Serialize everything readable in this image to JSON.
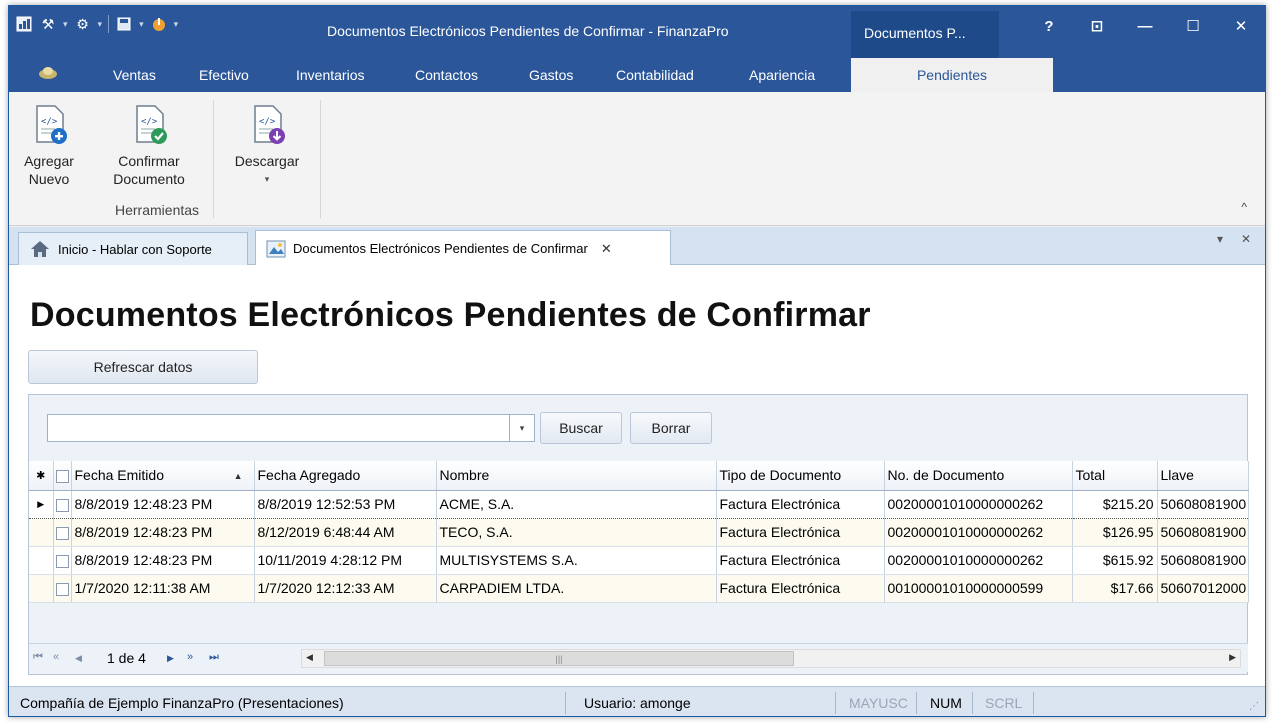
{
  "window": {
    "title": "Documentos Electrónicos Pendientes de Confirmar - FinanzaPro",
    "context_tab_title": "Documentos P...",
    "buttons": {
      "help": "?",
      "restore_ribbon": "⊡",
      "minimize": "—",
      "maximize": "☐",
      "close": "✕"
    }
  },
  "quick_access": [
    {
      "icon": "app-icon"
    },
    {
      "icon": "tools-icon"
    },
    {
      "icon": "gear-icon"
    },
    {
      "icon": "save-icon"
    },
    {
      "icon": "touch-icon"
    }
  ],
  "ribbon_tabs": [
    "Ventas",
    "Efectivo",
    "Inventarios",
    "Contactos",
    "Gastos",
    "Contabilidad",
    "Apariencia",
    "Pendientes"
  ],
  "ribbon_active_tab": "Pendientes",
  "ribbon": {
    "buttons": [
      {
        "label_line1": "Agregar",
        "label_line2": "Nuevo"
      },
      {
        "label_line1": "Confirmar",
        "label_line2": "Documento"
      },
      {
        "label_line1": "Descargar",
        "label_line2": "▾"
      }
    ],
    "group_label": "Herramientas",
    "collapse": "^"
  },
  "doc_tabs": [
    {
      "label": "Inicio - Hablar con Soporte"
    },
    {
      "label": "Documentos Electrónicos Pendientes de Confirmar",
      "close": "✕"
    }
  ],
  "doc_controls": {
    "menu": "▾",
    "close": "✕"
  },
  "page": {
    "title": "Documentos Electrónicos Pendientes de Confirmar",
    "refresh_label": "Refrescar datos"
  },
  "search": {
    "value": "",
    "dropdown": "▾",
    "buscar_label": "Buscar",
    "borrar_label": "Borrar"
  },
  "grid": {
    "header_marker": "✱",
    "columns": [
      "Fecha Emitido",
      "Fecha Agregado",
      "Nombre",
      "Tipo de Documento",
      "No. de Documento",
      "Total",
      "Llave"
    ],
    "sorted_column": "Fecha Emitido",
    "sort_direction": "▲",
    "current_row_marker": "▶",
    "rows": [
      {
        "emitido": "8/8/2019 12:48:23 PM",
        "agregado": "8/8/2019 12:52:53 PM",
        "nombre": "ACME, S.A.",
        "tipo": "Factura Electrónica",
        "numero": "00200001010000000262",
        "total": "$215.20",
        "llave": "50608081900"
      },
      {
        "emitido": "8/8/2019 12:48:23 PM",
        "agregado": "8/12/2019 6:48:44 AM",
        "nombre": "TECO, S.A.",
        "tipo": "Factura Electrónica",
        "numero": "00200001010000000262",
        "total": "$126.95",
        "llave": "50608081900"
      },
      {
        "emitido": "8/8/2019 12:48:23 PM",
        "agregado": "10/11/2019 4:28:12 PM",
        "nombre": "MULTISYSTEMS S.A.",
        "tipo": "Factura Electrónica",
        "numero": "00200001010000000262",
        "total": "$615.92",
        "llave": "50608081900"
      },
      {
        "emitido": "1/7/2020 12:11:38 AM",
        "agregado": "1/7/2020 12:12:33 AM",
        "nombre": "CARPADIEM LTDA.",
        "tipo": "Factura Electrónica",
        "numero": "00100001010000000599",
        "total": "$17.66",
        "llave": "50607012000"
      }
    ]
  },
  "pager": {
    "first": "⏮",
    "prev_page": "«",
    "prev": "◀",
    "text": "1 de 4",
    "next": "▶",
    "next_page": "»",
    "last": "⏭",
    "scroll_left": "◀",
    "scroll_thumb": "|||",
    "scroll_right": "▶"
  },
  "status": {
    "company": "Compañía de Ejemplo FinanzaPro (Presentaciones)",
    "user": "Usuario: amonge",
    "mayusc": "MAYUSC",
    "num": "NUM",
    "scrl": "SCRL"
  },
  "colors": {
    "accent": "#2b579a",
    "status_bg": "#dbe5f1",
    "grid_alt_row": "#fdfaf0"
  }
}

★ ★ ★ ★ ★ ★ ★

[EXERCISE DIRECTIONS]
Print all of the records shown above exactly, leaving out each picture.

[COMPLETE ANSWER]
Serialize everything readable in this image to JSON.
{
  "window": {
    "title": "Documentos Electrónicos Pendientes de Confirmar - FinanzaPro",
    "context_tab_title": "Documentos P...",
    "buttons": {
      "help": "?",
      "restore_ribbon": "⊡",
      "minimize": "—",
      "maximize": "☐",
      "close": "✕"
    }
  },
  "quick_access": [
    {
      "icon": "app-icon"
    },
    {
      "icon": "tools-icon"
    },
    {
      "icon": "gear-icon"
    },
    {
      "icon": "save-icon"
    },
    {
      "icon": "touch-icon"
    }
  ],
  "ribbon_tabs": [
    "Ventas",
    "Efectivo",
    "Inventarios",
    "Contactos",
    "Gastos",
    "Contabilidad",
    "Apariencia",
    "Pendientes"
  ],
  "ribbon_active_tab": "Pendientes",
  "ribbon": {
    "buttons": [
      {
        "label_line1": "Agregar",
        "label_line2": "Nuevo"
      },
      {
        "label_line1": "Confirmar",
        "label_line2": "Documento"
      },
      {
        "label_line1": "Descargar",
        "label_line2": "▾"
      }
    ],
    "group_label": "Herramientas",
    "collapse": "^"
  },
  "doc_tabs": [
    {
      "label": "Inicio - Hablar con Soporte"
    },
    {
      "label": "Documentos Electrónicos Pendientes de Confirmar",
      "close": "✕"
    }
  ],
  "doc_controls": {
    "menu": "▾",
    "close": "✕"
  },
  "page": {
    "title": "Documentos Electrónicos Pendientes de Confirmar",
    "refresh_label": "Refrescar datos"
  },
  "search": {
    "value": "",
    "dropdown": "▾",
    "buscar_label": "Buscar",
    "borrar_label": "Borrar"
  },
  "grid": {
    "header_marker": "✱",
    "columns": [
      "Fecha Emitido",
      "Fecha Agregado",
      "Nombre",
      "Tipo de Documento",
      "No. de Documento",
      "Total",
      "Llave"
    ],
    "sorted_column": "Fecha Emitido",
    "sort_direction": "▲",
    "current_row_marker": "▶",
    "rows": [
      {
        "emitido": "8/8/2019 12:48:23 PM",
        "agregado": "8/8/2019 12:52:53 PM",
        "nombre": "ACME, S.A.",
        "tipo": "Factura Electrónica",
        "numero": "00200001010000000262",
        "total": "$215.20",
        "llave": "50608081900"
      },
      {
        "emitido": "8/8/2019 12:48:23 PM",
        "agregado": "8/12/2019 6:48:44 AM",
        "nombre": "TECO, S.A.",
        "tipo": "Factura Electrónica",
        "numero": "00200001010000000262",
        "total": "$126.95",
        "llave": "50608081900"
      },
      {
        "emitido": "8/8/2019 12:48:23 PM",
        "agregado": "10/11/2019 4:28:12 PM",
        "nombre": "MULTISYSTEMS S.A.",
        "tipo": "Factura Electrónica",
        "numero": "00200001010000000262",
        "total": "$615.92",
        "llave": "50608081900"
      },
      {
        "emitido": "1/7/2020 12:11:38 AM",
        "agregado": "1/7/2020 12:12:33 AM",
        "nombre": "CARPADIEM LTDA.",
        "tipo": "Factura Electrónica",
        "numero": "00100001010000000599",
        "total": "$17.66",
        "llave": "50607012000"
      }
    ]
  },
  "pager": {
    "first": "⏮",
    "prev_page": "«",
    "prev": "◀",
    "text": "1 de 4",
    "next": "▶",
    "next_page": "»",
    "last": "⏭",
    "scroll_left": "◀",
    "scroll_thumb": "|||",
    "scroll_right": "▶"
  },
  "status": {
    "company": "Compañía de Ejemplo FinanzaPro (Presentaciones)",
    "user": "Usuario: amonge",
    "mayusc": "MAYUSC",
    "num": "NUM",
    "scrl": "SCRL"
  },
  "colors": {
    "accent": "#2b579a",
    "status_bg": "#dbe5f1",
    "grid_alt_row": "#fdfaf0"
  }
}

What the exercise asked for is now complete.